Data items:
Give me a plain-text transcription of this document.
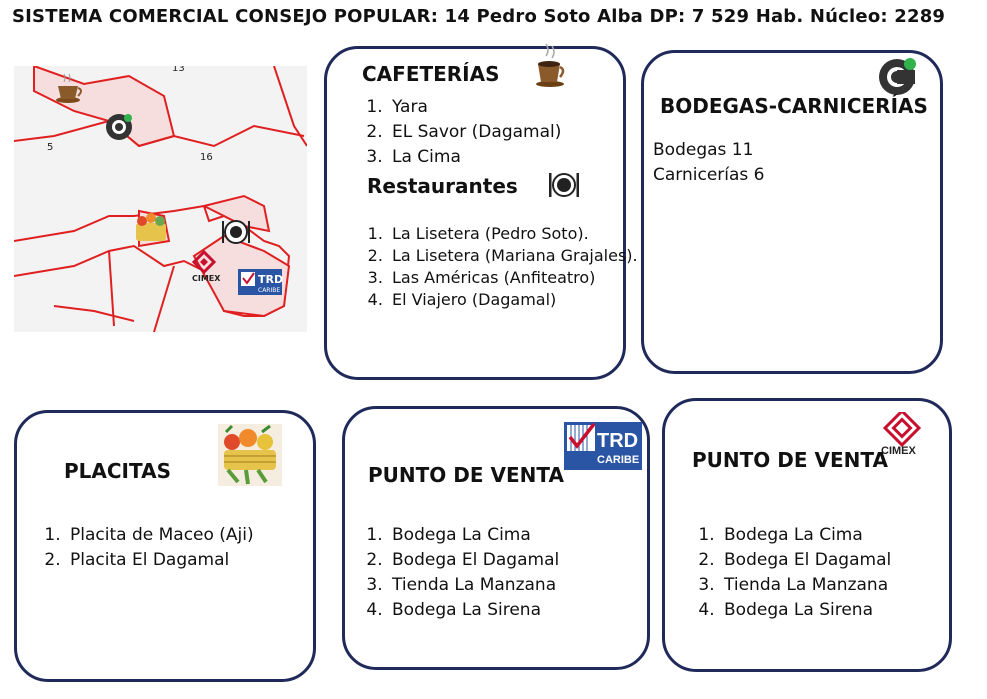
SISTEMA COMERCIAL CONSEJO POPULAR: 14 Pedro Soto Alba DP: 7 529 Hab. Núcleo: 2289
13
5
16
CIMEX	TRD
CARIBE
CAFETERÍAS
1. Yara
2. EL Savor (Dagamal)
3. La Cima
Restaurantes
1. La Lisetera (Pedro Soto).
2. La Lisetera (Mariana Grajales).
3. Las Américas (Anfiteatro)
4. El Viajero (Dagamal)
BODEGAS-CARNICERÍAS
Bodegas 11
Carnicerías 6
PLACITAS
1. Placita de Maceo (Aji)
2. Placita El Dagamal
TRD
CARIBE
PUNTO DE VENTA
1. Bodega La Cima
2. Bodega El Dagamal
3. Tienda La Manzana
4. Bodega La Sirena
CIMEX
PUNTO DE VENTA
1. Bodega La Cima
2. Bodega El Dagamal
3. Tienda La Manzana
4. Bodega La Sirena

### Given task:
For each line of the entries that includes "Lisetera", show that line.

### Written response:
1. La Lisetera (Pedro Soto).
2. La Lisetera (Mariana Grajales).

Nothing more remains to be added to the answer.